Supplied data:

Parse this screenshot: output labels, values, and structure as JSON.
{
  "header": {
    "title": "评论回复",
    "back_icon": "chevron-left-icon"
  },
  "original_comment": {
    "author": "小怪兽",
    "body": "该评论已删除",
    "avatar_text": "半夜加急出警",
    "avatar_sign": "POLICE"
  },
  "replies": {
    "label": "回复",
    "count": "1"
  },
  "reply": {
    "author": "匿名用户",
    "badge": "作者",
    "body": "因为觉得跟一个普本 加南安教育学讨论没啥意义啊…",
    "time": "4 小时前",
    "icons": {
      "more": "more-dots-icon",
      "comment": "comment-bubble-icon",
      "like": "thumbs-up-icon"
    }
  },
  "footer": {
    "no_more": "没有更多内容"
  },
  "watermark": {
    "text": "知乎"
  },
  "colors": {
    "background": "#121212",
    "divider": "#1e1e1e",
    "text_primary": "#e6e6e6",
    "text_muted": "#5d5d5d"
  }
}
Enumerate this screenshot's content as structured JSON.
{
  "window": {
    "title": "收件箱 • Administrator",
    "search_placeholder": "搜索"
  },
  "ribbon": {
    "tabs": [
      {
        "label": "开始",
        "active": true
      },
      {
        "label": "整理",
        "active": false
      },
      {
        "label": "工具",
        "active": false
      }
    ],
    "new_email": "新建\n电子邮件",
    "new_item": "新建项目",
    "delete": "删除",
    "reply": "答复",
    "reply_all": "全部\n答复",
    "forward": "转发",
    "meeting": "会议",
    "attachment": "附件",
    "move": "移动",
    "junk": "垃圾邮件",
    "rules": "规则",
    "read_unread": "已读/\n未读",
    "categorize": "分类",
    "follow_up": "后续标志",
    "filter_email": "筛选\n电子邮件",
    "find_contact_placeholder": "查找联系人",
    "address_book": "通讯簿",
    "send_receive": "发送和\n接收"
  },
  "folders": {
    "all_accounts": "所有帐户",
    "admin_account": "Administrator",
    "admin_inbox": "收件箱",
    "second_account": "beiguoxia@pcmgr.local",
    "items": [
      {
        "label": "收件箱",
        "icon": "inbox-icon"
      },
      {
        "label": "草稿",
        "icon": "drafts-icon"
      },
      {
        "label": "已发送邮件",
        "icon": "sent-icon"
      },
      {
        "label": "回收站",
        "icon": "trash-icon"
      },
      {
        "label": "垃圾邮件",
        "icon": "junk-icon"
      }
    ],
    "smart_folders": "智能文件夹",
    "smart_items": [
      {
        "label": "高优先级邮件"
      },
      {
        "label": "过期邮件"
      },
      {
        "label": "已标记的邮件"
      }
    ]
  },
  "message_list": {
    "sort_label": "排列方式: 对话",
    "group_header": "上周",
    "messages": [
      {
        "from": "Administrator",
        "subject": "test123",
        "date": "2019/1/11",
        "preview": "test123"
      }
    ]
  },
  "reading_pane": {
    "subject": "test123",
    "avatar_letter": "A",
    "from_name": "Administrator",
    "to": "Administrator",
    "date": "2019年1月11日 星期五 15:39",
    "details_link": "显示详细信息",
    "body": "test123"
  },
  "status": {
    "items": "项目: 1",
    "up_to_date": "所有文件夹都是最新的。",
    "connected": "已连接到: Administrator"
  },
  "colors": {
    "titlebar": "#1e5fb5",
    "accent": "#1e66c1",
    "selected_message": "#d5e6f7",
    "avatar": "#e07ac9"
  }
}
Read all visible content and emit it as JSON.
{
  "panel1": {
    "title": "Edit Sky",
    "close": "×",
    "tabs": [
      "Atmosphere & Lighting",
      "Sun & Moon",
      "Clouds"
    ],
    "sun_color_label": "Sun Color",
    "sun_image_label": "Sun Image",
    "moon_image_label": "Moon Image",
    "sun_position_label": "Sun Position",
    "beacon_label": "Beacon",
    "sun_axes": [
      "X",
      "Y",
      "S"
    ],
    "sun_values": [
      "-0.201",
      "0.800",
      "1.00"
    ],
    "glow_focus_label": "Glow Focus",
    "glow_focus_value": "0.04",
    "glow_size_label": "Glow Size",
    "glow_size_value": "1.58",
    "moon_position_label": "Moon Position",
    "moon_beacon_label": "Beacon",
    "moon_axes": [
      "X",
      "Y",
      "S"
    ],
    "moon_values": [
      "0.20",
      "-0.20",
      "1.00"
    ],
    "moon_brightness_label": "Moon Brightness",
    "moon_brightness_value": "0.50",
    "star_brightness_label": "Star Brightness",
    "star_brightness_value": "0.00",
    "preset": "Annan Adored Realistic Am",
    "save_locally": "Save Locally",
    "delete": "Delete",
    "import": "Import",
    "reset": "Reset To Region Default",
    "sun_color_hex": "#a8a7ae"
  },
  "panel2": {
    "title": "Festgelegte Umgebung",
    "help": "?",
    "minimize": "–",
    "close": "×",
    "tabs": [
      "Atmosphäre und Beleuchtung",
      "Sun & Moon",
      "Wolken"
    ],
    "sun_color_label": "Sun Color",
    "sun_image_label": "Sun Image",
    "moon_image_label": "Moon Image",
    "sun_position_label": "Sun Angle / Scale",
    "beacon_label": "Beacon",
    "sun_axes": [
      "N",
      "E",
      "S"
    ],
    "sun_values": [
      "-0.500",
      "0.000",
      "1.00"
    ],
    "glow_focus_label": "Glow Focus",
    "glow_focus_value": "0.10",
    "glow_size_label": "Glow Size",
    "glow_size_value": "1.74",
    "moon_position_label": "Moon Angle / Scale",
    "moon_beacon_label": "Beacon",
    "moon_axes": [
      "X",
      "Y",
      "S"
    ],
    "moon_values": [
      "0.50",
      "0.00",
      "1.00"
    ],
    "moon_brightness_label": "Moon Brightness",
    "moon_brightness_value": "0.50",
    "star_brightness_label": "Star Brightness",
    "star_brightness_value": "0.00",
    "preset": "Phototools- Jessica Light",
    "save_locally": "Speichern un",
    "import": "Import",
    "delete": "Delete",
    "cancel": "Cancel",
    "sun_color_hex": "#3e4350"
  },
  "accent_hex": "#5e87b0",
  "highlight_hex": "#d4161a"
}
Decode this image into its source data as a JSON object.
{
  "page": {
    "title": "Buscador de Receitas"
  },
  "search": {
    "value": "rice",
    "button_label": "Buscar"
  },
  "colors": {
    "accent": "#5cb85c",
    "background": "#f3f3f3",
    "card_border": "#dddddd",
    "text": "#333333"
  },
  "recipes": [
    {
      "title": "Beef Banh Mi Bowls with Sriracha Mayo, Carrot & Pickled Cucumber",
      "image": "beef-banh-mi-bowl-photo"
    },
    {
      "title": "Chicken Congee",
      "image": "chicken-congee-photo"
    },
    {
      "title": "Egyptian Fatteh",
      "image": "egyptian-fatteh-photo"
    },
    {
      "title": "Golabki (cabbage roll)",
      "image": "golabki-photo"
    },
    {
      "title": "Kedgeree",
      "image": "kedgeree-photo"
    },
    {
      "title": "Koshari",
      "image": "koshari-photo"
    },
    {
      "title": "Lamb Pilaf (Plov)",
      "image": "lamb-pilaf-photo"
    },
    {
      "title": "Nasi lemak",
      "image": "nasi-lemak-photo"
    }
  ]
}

Brief: Copy out all lines that carry the word "preset".

Exercise answer:
    "preset": "Annan Adored Realistic Am",
    "preset": "Phototools- Jessica Light",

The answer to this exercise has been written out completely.